TEXT below:

The Top Five Reasons Why Families Fight Over Inheritances

by: Trevor Todd on Jan 17 2012 | comments |

In " Blood and Money: Why Families FIght Over Inheritance and What to Do About It, "author Mark Accettura draws on his experience of 30 years of research in the fields of evolutionary psychology, gerontology, psychiatry, Gen. psychology and neuropsychology into his theories.

Not surprisingly to disinherited.com, but  perhaps surprising to others, is that he finds GREED is rarely the principal motive in fighting families.

He posits five basics reasons for family inheritance disputes:

1. One or more members of the family has a partial or full blown personality disorder that causes them to distort and escalate natural family rivalries into personal and legal battles;

 

2. Our psychological sense of self is intertwined with the approval then inheritance tends represents especially if the descendent is a parent. 

At Disinherited.com we have frequently commented and observed that money is often equated with love, and conversely lack of inheritance is equated with lack of love, particularly  from a parent;

 

3. Humans are genetically predisposed to competition and conflict;

 

4. We are genetically hardwired to be on the lookout for exclusion, sometimes finding it where it doesn't exist;

 

5. Families fight because the death of a loved one activates the death anxieties of those left behind;

 

He mentioned and again is it is the experience of disinherited.com, that a significant number of inheritance disputes  involve testator's or beneficiaries from dysfunctional families who are mentally ill or addicted, or so suffer from one or more various personality disorders such as antisocial, borderline histrionic, and particularly narcissistic.

End of TEXT.
SOURCE INFORMATION below:

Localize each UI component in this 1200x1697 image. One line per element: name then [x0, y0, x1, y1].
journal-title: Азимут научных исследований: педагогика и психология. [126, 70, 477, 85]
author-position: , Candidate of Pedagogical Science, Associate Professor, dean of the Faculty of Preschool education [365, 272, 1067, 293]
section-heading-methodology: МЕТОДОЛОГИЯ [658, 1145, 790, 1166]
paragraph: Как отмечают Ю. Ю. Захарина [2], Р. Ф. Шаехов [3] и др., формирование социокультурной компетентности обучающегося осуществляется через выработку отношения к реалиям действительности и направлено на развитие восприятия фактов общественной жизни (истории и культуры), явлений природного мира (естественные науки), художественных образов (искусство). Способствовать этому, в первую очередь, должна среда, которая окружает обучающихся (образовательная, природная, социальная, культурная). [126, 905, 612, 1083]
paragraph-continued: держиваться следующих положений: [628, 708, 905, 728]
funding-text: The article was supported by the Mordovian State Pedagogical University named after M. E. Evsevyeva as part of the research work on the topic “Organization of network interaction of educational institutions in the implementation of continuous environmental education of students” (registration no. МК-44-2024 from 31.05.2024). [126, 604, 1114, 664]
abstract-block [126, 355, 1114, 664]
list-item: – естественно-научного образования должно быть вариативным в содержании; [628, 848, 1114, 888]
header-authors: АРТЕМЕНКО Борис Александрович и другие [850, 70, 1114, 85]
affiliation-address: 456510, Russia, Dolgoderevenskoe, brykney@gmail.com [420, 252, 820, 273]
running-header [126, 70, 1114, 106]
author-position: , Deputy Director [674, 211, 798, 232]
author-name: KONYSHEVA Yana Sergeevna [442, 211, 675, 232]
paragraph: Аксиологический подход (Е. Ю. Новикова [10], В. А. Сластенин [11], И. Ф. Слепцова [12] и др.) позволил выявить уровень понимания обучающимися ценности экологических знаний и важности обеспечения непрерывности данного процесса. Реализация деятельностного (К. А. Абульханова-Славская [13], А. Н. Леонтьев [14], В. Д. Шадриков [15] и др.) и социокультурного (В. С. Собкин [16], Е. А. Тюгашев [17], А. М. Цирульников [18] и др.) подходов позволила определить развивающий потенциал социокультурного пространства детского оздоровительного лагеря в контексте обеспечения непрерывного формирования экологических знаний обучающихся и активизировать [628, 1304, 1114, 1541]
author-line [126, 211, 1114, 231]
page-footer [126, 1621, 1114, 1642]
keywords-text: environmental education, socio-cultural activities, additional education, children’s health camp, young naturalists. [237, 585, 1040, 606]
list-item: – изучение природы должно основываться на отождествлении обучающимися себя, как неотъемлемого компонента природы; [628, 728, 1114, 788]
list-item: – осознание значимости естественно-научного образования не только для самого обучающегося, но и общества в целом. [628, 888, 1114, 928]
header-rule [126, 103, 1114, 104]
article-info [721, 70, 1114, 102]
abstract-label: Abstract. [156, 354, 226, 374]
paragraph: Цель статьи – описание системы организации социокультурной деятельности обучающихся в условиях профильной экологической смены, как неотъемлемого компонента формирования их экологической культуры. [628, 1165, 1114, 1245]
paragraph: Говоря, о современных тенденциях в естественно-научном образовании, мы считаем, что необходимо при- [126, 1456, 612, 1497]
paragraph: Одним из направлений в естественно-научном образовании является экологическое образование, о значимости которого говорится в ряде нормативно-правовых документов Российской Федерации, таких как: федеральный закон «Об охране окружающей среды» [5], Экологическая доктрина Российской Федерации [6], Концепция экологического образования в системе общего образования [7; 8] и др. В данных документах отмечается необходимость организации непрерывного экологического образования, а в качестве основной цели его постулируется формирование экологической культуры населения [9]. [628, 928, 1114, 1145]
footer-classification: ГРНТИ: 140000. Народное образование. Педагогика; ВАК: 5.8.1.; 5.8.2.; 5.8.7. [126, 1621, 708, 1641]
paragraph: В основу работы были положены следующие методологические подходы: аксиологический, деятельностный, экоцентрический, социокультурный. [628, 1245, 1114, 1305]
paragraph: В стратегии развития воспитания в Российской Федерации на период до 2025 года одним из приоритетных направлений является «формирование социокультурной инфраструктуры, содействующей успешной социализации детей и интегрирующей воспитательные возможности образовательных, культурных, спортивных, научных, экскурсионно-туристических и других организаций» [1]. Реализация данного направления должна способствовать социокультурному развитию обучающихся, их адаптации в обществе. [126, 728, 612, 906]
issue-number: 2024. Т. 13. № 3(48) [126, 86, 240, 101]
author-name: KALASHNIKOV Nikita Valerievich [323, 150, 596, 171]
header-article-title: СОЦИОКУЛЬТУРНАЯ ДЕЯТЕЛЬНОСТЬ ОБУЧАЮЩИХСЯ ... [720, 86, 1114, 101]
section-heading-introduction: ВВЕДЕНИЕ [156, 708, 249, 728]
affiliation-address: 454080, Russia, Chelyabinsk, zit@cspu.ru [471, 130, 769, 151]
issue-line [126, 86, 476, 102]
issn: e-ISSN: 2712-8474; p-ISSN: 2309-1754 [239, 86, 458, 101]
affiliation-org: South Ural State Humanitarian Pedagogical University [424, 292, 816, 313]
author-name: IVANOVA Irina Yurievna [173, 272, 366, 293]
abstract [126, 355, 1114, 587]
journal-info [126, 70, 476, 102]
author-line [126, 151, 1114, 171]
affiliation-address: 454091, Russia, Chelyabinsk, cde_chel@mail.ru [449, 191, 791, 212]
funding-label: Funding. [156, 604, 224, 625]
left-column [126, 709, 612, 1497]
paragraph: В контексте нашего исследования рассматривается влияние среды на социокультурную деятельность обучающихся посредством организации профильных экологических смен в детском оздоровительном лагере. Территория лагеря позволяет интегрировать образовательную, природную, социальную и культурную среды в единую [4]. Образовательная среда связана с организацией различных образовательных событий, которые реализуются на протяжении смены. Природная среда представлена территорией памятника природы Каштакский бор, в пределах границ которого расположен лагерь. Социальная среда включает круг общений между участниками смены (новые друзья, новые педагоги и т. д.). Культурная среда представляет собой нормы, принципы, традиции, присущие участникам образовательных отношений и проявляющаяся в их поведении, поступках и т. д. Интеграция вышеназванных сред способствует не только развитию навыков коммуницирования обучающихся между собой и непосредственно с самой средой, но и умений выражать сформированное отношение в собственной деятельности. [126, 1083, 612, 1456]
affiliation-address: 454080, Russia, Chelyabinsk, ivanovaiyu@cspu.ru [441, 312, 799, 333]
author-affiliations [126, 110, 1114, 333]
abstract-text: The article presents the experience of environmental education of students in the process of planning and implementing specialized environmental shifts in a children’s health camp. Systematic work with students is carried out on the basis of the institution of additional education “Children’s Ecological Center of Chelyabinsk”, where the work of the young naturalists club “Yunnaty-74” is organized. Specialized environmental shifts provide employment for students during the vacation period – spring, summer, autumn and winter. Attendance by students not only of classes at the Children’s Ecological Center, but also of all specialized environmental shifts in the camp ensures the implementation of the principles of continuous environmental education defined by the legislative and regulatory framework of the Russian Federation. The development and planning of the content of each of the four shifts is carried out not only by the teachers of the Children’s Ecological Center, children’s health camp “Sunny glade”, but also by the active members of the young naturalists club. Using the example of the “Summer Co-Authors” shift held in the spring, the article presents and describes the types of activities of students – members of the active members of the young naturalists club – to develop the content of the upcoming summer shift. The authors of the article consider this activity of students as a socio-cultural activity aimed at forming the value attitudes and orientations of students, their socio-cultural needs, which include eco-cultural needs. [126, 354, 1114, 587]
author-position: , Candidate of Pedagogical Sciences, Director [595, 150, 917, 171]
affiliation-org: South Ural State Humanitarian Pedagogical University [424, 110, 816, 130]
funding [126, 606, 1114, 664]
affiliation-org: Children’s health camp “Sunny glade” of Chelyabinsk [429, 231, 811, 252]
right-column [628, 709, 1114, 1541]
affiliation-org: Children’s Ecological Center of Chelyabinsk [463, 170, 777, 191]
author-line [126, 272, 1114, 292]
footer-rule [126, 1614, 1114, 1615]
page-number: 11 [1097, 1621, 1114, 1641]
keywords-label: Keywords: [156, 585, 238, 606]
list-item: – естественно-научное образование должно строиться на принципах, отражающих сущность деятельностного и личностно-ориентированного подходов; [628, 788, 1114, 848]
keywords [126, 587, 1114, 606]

End of SOURCE INFORMATION.

● WORK ORDER 1
According to the inheritance article, what does Mark Accettura find is rarely the principal motive when families fight?
● WORK ORDER 2
Print the inheritance article exactly, starting with "The Top Five" and going on through "into his theories.".
The listing is separate material, unrelated to the inheritance article.

● YOUR SOLUTION 1
Greed.

● YOUR SOLUTION 2
The Top Five Reasons Why Families Fight Over Inheritances

by: Trevor Todd on Jan 17 2012 | comments |

In " Blood and Money: Why Families FIght Over Inheritance and What to Do About It, "author Mark Accettura draws on his experience of 30 years of research in the fields of evolutionary psychology, gerontology, psychiatry, Gen. psychology and neuropsychology into his theories.